▶ [Written instruction]: How many lines hold the string "name"? Reply with the number alone.

▶ [Stored records]:
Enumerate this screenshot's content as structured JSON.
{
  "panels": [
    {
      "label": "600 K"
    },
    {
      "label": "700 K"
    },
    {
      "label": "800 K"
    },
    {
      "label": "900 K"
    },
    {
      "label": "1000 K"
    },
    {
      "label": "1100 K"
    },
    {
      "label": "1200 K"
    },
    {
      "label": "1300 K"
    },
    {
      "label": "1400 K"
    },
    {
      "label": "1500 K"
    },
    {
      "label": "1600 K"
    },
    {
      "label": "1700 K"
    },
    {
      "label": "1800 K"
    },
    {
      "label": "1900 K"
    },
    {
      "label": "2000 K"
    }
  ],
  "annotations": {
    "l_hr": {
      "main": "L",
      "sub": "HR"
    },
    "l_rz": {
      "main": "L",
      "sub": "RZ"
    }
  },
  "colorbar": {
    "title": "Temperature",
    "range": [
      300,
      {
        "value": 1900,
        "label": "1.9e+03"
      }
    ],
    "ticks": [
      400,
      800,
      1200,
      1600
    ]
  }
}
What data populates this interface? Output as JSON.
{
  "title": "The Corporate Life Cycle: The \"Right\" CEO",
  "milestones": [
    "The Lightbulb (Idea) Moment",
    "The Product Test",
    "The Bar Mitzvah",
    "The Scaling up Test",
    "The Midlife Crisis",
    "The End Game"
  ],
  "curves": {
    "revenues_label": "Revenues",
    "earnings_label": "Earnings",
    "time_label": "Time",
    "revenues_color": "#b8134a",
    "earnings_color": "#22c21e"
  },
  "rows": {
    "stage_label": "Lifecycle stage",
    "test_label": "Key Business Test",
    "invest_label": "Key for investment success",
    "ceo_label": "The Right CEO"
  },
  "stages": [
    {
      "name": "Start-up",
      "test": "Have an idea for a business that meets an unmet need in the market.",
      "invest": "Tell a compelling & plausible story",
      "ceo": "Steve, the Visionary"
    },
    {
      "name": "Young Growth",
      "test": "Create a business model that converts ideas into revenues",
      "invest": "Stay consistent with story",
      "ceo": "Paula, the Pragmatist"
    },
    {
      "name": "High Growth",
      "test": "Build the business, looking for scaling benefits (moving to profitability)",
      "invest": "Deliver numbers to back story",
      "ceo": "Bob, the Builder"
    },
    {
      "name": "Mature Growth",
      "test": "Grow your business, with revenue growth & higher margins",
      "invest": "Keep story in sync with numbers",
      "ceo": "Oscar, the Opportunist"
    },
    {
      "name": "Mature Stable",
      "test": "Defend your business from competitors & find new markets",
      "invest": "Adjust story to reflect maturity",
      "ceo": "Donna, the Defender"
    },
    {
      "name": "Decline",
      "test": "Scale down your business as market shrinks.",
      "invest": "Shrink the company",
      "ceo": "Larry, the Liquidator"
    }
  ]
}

▶ [Solution]: 6